Copy out the listing that follows, exactly, without its pictures.

▶ **EXTRACTED ENTRIES**:
BEGIN

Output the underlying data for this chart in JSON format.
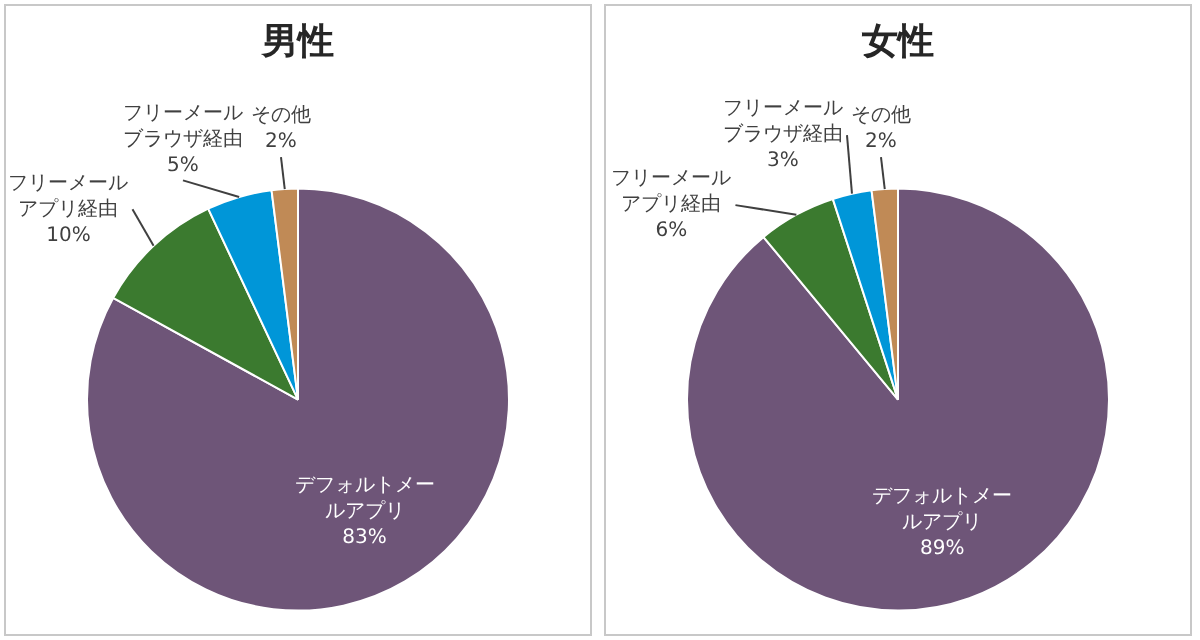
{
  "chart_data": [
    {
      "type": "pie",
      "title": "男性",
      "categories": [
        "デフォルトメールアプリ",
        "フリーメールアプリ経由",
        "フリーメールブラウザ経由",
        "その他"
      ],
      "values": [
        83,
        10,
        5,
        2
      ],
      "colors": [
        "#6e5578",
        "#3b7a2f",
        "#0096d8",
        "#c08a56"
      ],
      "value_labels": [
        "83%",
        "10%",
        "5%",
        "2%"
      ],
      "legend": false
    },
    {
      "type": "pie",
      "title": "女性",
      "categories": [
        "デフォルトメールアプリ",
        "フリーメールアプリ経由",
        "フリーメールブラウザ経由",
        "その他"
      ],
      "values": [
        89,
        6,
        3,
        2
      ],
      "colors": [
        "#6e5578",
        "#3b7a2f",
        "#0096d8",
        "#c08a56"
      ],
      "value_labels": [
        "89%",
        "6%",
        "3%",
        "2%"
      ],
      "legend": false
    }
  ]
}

END

▶ **ANSWER TO THE EXERCISE**:
Output the underlying data for this chart in JSON format.
{
  "chart_data": [
    {
      "type": "pie",
      "title": "男性",
      "categories": [
        "デフォルトメールアプリ",
        "フリーメールアプリ経由",
        "フリーメールブラウザ経由",
        "その他"
      ],
      "values": [
        83,
        10,
        5,
        2
      ],
      "colors": [
        "#6e5578",
        "#3b7a2f",
        "#0096d8",
        "#c08a56"
      ],
      "value_labels": [
        "83%",
        "10%",
        "5%",
        "2%"
      ],
      "legend": false
    },
    {
      "type": "pie",
      "title": "女性",
      "categories": [
        "デフォルトメールアプリ",
        "フリーメールアプリ経由",
        "フリーメールブラウザ経由",
        "その他"
      ],
      "values": [
        89,
        6,
        3,
        2
      ],
      "colors": [
        "#6e5578",
        "#3b7a2f",
        "#0096d8",
        "#c08a56"
      ],
      "value_labels": [
        "89%",
        "6%",
        "3%",
        "2%"
      ],
      "legend": false
    }
  ]
}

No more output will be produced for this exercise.